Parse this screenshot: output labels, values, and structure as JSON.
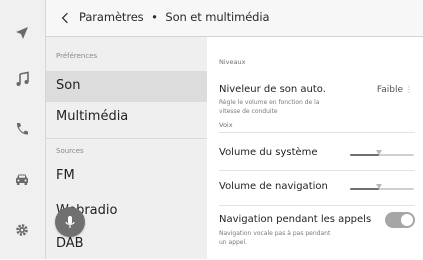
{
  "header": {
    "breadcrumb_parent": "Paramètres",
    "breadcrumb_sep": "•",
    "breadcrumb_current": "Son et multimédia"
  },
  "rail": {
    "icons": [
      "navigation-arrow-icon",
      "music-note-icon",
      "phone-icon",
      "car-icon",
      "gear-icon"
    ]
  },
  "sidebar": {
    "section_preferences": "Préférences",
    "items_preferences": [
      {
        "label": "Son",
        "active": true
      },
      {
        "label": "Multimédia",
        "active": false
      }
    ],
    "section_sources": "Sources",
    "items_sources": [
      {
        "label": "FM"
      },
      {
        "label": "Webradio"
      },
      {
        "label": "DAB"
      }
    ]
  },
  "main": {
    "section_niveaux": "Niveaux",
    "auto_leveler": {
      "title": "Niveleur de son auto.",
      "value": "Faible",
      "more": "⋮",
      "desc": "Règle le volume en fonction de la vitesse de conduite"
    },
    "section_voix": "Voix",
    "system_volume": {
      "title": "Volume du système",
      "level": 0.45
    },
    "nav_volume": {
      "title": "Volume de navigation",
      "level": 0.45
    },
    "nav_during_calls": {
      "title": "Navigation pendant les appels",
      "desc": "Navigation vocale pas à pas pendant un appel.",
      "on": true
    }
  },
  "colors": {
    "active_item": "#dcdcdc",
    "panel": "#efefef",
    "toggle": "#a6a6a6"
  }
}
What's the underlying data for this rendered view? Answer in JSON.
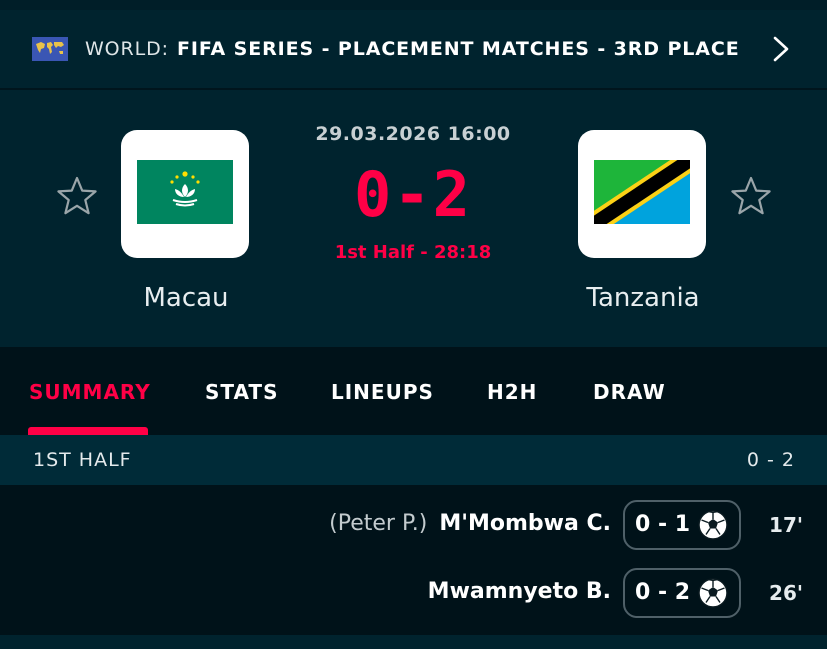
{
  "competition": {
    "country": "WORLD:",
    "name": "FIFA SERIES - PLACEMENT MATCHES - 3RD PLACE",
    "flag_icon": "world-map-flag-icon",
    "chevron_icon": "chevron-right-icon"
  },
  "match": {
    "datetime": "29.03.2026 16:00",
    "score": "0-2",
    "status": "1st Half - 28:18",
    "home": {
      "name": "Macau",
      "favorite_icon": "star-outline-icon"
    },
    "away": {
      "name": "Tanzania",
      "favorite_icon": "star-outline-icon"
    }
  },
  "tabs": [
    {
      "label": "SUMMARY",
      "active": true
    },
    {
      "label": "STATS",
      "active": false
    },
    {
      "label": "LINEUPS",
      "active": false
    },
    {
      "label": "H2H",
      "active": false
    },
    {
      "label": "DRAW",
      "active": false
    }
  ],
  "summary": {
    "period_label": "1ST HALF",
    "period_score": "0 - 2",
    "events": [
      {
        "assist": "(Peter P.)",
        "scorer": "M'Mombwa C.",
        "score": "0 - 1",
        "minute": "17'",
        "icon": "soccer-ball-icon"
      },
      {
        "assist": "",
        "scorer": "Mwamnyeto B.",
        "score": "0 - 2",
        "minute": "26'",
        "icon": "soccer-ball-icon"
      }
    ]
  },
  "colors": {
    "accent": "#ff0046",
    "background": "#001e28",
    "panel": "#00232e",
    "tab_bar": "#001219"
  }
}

*Aim of the exercise*:
A faithful copy of the records above is needed, with the pictures left out.

*Result of the task*:
Parse this screenshot: output labels, values, and structure as JSON.
{
  "header": {
    "breadcrumb_parent": "Paramètres",
    "breadcrumb_sep": "•",
    "breadcrumb_current": "Son et multimédia"
  },
  "rail": {
    "icons": [
      "navigation-arrow-icon",
      "music-note-icon",
      "phone-icon",
      "car-icon",
      "gear-icon"
    ]
  },
  "sidebar": {
    "section_preferences": "Préférences",
    "items_preferences": [
      {
        "label": "Son",
        "active": true
      },
      {
        "label": "Multimédia",
        "active": false
      }
    ],
    "section_sources": "Sources",
    "items_sources": [
      {
        "label": "FM"
      },
      {
        "label": "Webradio"
      },
      {
        "label": "DAB"
      }
    ]
  },
  "main": {
    "section_niveaux": "Niveaux",
    "auto_leveler": {
      "title": "Niveleur de son auto.",
      "value": "Faible",
      "more": "⋮",
      "desc": "Règle le volume en fonction de la vitesse de conduite"
    },
    "section_voix": "Voix",
    "system_volume": {
      "title": "Volume du système",
      "level": 0.45
    },
    "nav_volume": {
      "title": "Volume de navigation",
      "level": 0.45
    },
    "nav_during_calls": {
      "title": "Navigation pendant les appels",
      "desc": "Navigation vocale pas à pas pendant un appel.",
      "on": true
    }
  },
  "colors": {
    "active_item": "#dcdcdc",
    "panel": "#efefef",
    "toggle": "#a6a6a6"
  }
}
What's the underlying data for this rendered view? Answer in JSON.
{
  "competition": {
    "country": "WORLD:",
    "name": "FIFA SERIES - PLACEMENT MATCHES - 3RD PLACE",
    "flag_icon": "world-map-flag-icon",
    "chevron_icon": "chevron-right-icon"
  },
  "match": {
    "datetime": "29.03.2026 16:00",
    "score": "0-2",
    "status": "1st Half - 28:18",
    "home": {
      "name": "Macau",
      "favorite_icon": "star-outline-icon"
    },
    "away": {
      "name": "Tanzania",
      "favorite_icon": "star-outline-icon"
    }
  },
  "tabs": [
    {
      "label": "SUMMARY",
      "active": true
    },
    {
      "label": "STATS",
      "active": false
    },
    {
      "label": "LINEUPS",
      "active": false
    },
    {
      "label": "H2H",
      "active": false
    },
    {
      "label": "DRAW",
      "active": false
    }
  ],
  "summary": {
    "period_label": "1ST HALF",
    "period_score": "0 - 2",
    "events": [
      {
        "assist": "(Peter P.)",
        "scorer": "M'Mombwa C.",
        "score": "0 - 1",
        "minute": "17'",
        "icon": "soccer-ball-icon"
      },
      {
        "assist": "",
        "scorer": "Mwamnyeto B.",
        "score": "0 - 2",
        "minute": "26'",
        "icon": "soccer-ball-icon"
      }
    ]
  },
  "colors": {
    "accent": "#ff0046",
    "background": "#001e28",
    "panel": "#00232e",
    "tab_bar": "#001219"
  }
}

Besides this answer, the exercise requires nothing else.